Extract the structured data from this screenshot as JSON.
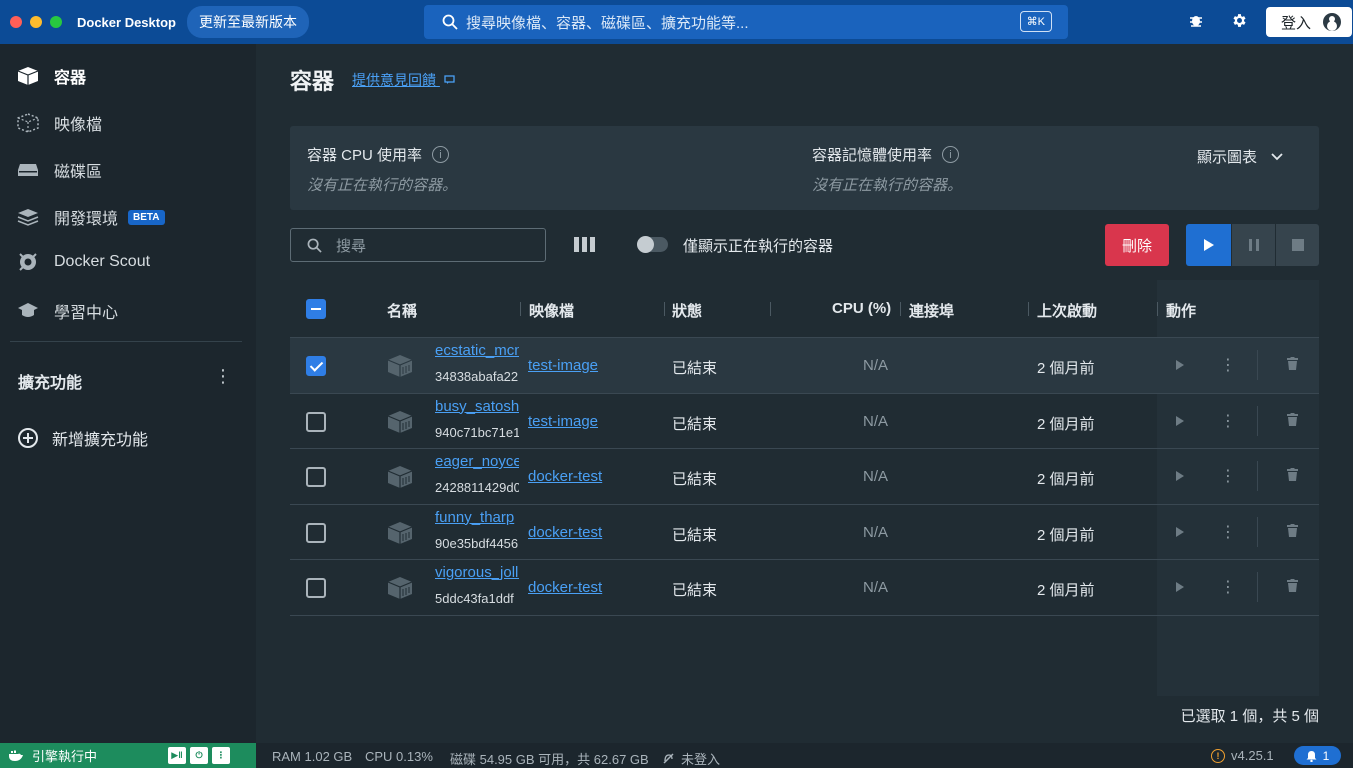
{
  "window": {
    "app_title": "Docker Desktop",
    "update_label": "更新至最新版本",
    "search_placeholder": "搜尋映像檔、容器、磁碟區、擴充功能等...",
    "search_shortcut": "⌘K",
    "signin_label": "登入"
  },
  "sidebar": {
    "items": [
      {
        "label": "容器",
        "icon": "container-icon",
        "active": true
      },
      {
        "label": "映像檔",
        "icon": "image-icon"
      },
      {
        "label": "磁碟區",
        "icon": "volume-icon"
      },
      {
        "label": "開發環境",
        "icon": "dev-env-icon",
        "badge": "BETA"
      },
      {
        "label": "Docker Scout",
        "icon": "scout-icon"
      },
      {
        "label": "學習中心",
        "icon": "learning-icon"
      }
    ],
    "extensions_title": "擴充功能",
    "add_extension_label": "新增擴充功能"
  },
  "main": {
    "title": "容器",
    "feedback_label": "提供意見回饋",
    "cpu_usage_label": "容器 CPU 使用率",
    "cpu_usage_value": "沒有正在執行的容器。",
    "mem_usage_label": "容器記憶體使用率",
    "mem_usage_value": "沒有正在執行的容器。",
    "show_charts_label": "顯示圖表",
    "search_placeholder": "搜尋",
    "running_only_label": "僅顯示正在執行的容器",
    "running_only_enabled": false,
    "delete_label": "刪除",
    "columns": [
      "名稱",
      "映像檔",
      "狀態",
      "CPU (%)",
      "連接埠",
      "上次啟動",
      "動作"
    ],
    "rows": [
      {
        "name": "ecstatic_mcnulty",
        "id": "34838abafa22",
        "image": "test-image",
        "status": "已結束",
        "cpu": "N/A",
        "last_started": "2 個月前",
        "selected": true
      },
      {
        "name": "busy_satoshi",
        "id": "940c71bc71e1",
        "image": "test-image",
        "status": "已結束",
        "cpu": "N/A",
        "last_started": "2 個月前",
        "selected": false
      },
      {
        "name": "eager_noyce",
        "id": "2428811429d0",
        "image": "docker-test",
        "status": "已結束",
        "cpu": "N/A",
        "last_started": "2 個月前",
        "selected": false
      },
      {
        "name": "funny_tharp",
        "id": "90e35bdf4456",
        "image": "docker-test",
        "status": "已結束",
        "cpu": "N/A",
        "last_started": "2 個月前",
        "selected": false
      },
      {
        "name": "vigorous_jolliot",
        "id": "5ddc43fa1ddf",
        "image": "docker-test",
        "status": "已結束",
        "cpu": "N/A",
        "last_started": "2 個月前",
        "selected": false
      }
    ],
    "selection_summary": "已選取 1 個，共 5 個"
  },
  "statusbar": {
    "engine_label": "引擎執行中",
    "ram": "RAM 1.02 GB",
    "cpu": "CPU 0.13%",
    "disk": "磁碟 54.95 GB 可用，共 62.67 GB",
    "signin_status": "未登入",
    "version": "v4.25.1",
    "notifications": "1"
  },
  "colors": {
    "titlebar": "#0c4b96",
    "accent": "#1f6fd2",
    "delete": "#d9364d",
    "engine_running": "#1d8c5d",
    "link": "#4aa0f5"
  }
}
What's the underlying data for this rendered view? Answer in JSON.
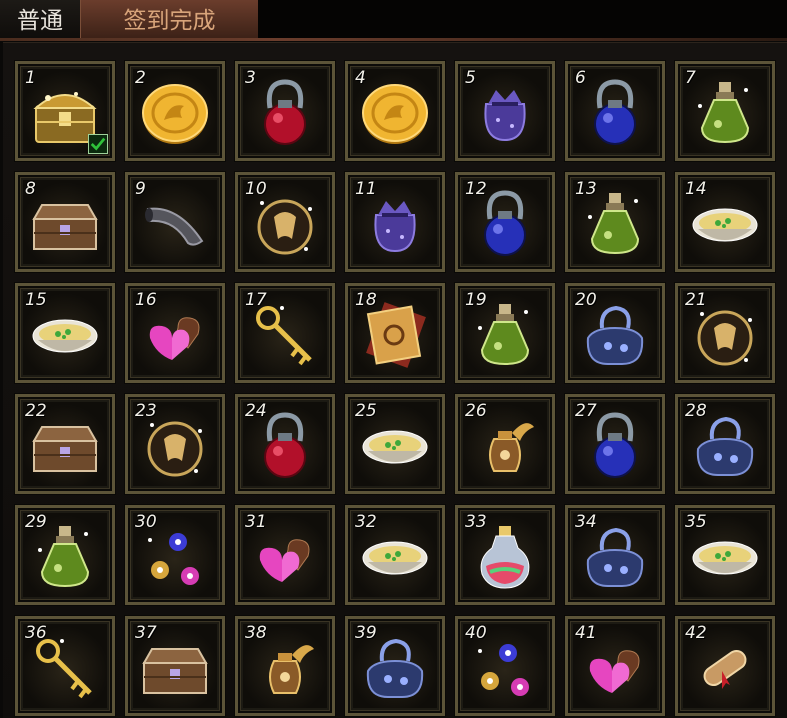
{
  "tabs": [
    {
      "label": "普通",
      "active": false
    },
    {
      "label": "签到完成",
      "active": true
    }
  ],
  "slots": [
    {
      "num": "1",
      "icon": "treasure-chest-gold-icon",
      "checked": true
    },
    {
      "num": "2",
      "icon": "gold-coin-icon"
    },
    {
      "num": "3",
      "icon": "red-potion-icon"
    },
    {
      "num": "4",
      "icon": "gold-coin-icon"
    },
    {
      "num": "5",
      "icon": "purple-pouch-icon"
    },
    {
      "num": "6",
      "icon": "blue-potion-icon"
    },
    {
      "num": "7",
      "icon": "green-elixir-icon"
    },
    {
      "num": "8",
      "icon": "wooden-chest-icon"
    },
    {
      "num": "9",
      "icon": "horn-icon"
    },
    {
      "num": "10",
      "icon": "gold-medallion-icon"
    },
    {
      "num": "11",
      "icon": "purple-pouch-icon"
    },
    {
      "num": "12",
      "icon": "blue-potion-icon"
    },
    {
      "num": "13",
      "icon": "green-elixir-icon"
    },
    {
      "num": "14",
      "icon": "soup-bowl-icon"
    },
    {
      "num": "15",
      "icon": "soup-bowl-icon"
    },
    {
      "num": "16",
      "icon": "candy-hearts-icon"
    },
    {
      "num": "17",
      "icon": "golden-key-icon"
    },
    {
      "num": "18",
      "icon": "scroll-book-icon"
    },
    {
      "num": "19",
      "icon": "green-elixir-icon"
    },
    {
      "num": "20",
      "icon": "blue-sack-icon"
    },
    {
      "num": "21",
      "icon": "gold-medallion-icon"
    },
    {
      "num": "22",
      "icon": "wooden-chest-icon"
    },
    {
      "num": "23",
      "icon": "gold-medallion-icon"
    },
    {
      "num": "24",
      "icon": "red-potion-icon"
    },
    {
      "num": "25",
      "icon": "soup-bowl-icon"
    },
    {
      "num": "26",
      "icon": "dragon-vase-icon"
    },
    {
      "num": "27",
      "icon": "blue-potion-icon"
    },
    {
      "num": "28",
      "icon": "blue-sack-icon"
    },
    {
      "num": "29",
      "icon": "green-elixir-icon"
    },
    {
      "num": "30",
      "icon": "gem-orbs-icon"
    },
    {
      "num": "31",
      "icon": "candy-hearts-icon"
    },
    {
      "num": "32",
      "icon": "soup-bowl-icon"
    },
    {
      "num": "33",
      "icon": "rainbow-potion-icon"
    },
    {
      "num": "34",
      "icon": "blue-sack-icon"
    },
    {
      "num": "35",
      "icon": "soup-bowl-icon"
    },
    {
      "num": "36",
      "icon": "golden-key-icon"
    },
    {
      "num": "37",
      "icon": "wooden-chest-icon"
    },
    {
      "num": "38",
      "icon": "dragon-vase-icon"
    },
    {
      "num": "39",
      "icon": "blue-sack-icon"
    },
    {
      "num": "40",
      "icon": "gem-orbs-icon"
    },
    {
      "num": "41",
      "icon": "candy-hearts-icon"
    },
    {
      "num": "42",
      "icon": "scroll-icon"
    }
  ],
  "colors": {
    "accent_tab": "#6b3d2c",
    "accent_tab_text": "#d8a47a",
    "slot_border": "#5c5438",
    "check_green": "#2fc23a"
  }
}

...

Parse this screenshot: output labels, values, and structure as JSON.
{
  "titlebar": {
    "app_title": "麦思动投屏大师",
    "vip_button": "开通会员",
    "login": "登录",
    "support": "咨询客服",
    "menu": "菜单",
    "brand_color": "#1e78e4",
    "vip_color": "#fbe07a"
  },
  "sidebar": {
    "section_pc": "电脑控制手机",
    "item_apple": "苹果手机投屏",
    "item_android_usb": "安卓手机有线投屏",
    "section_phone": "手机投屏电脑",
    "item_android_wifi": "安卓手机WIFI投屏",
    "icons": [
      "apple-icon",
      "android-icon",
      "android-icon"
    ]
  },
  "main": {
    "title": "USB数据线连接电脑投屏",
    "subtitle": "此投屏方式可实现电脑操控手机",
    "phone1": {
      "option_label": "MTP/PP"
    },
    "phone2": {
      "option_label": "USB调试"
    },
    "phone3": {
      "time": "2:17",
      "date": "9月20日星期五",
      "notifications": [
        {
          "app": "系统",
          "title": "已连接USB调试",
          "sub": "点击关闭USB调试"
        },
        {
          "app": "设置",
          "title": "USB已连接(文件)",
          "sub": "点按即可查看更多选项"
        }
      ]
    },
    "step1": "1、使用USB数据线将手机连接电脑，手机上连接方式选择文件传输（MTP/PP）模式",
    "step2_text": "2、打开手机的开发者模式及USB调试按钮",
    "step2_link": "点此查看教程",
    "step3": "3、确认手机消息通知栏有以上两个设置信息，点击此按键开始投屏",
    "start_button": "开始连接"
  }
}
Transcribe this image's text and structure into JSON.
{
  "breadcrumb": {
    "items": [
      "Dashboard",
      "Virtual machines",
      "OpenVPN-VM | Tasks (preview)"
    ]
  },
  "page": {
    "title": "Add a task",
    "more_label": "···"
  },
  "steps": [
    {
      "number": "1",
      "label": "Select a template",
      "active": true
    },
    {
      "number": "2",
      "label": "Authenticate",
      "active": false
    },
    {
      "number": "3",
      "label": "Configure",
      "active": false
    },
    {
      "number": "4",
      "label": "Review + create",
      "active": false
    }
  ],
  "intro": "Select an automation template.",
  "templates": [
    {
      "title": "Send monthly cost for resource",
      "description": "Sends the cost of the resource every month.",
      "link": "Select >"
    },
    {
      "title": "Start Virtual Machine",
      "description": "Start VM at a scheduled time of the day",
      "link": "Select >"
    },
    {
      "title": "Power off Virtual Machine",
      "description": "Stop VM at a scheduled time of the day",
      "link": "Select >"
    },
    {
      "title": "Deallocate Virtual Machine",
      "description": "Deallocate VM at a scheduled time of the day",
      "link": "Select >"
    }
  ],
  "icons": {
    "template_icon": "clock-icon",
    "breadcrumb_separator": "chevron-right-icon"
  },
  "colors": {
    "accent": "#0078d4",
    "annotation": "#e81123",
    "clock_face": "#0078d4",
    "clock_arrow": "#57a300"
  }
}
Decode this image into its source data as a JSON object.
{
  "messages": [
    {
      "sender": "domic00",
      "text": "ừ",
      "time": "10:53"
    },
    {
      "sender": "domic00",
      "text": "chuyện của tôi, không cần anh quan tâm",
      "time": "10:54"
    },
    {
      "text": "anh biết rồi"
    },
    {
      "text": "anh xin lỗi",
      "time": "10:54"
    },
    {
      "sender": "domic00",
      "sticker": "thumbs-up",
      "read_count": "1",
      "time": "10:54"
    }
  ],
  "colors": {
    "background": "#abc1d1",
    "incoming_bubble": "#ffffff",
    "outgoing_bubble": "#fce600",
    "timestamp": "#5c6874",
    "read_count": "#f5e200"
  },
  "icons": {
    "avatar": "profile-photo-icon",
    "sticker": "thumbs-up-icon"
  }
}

---

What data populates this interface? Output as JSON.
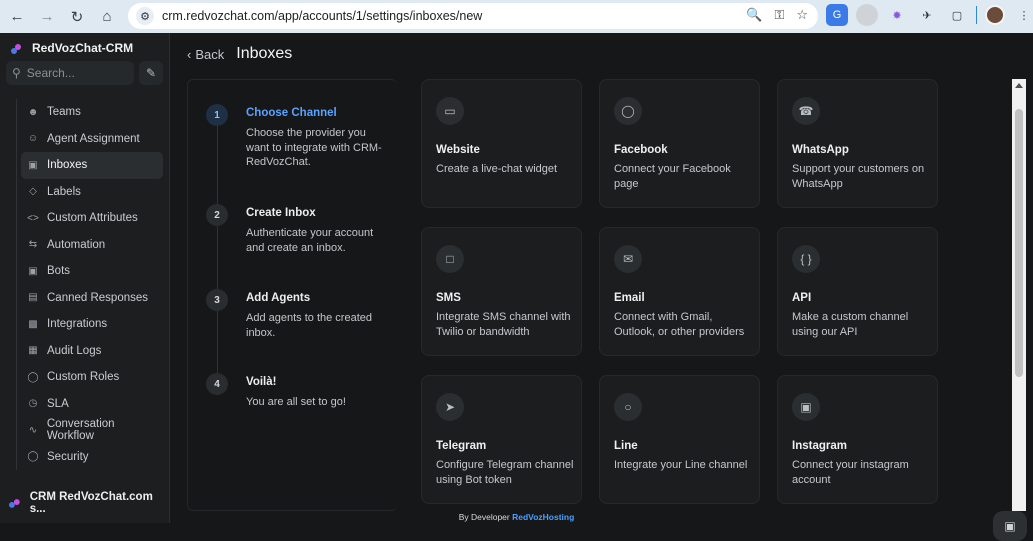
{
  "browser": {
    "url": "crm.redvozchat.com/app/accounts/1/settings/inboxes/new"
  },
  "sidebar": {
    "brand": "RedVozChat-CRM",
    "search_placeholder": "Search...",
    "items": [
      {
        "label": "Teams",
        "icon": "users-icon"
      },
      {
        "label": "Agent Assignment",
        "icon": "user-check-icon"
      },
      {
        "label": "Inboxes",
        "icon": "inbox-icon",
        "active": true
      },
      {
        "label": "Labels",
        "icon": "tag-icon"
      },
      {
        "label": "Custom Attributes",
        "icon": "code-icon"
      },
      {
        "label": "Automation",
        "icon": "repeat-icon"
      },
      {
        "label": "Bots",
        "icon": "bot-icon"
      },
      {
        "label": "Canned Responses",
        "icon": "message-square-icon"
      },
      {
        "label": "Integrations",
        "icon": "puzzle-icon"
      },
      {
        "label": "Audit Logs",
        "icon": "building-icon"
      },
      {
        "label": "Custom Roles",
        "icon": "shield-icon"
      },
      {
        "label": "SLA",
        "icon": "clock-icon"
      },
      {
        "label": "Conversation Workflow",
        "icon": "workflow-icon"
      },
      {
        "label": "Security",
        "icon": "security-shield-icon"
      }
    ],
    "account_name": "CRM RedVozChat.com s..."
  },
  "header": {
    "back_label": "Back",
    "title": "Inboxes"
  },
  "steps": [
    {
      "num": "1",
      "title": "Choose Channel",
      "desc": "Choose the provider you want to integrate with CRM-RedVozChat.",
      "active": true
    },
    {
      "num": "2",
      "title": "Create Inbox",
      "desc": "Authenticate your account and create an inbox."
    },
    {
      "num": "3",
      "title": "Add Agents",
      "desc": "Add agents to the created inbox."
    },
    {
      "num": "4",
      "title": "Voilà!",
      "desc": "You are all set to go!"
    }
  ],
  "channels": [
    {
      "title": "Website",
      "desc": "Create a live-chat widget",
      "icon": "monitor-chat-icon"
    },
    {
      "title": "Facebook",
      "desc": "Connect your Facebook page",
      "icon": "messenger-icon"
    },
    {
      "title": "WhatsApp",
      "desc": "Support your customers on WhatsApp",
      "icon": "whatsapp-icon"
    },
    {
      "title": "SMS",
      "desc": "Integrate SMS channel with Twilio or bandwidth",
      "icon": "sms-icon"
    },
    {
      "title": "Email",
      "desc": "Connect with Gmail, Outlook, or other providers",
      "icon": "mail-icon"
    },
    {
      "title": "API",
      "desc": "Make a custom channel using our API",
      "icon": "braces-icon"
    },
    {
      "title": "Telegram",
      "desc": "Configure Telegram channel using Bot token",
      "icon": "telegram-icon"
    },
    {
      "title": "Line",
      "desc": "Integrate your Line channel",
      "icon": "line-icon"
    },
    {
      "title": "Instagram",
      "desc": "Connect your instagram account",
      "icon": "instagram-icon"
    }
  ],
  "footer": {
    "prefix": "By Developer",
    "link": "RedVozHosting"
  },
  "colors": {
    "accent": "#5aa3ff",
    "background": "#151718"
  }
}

• Work to be completed: Look over the listing. Pull out every line with the string "scheduled" in it.

• Response to the exercise:
      "description": "Start VM at a scheduled time of the day",
      "description": "Stop VM at a scheduled time of the day",
      "description": "Deallocate VM at a scheduled time of the day",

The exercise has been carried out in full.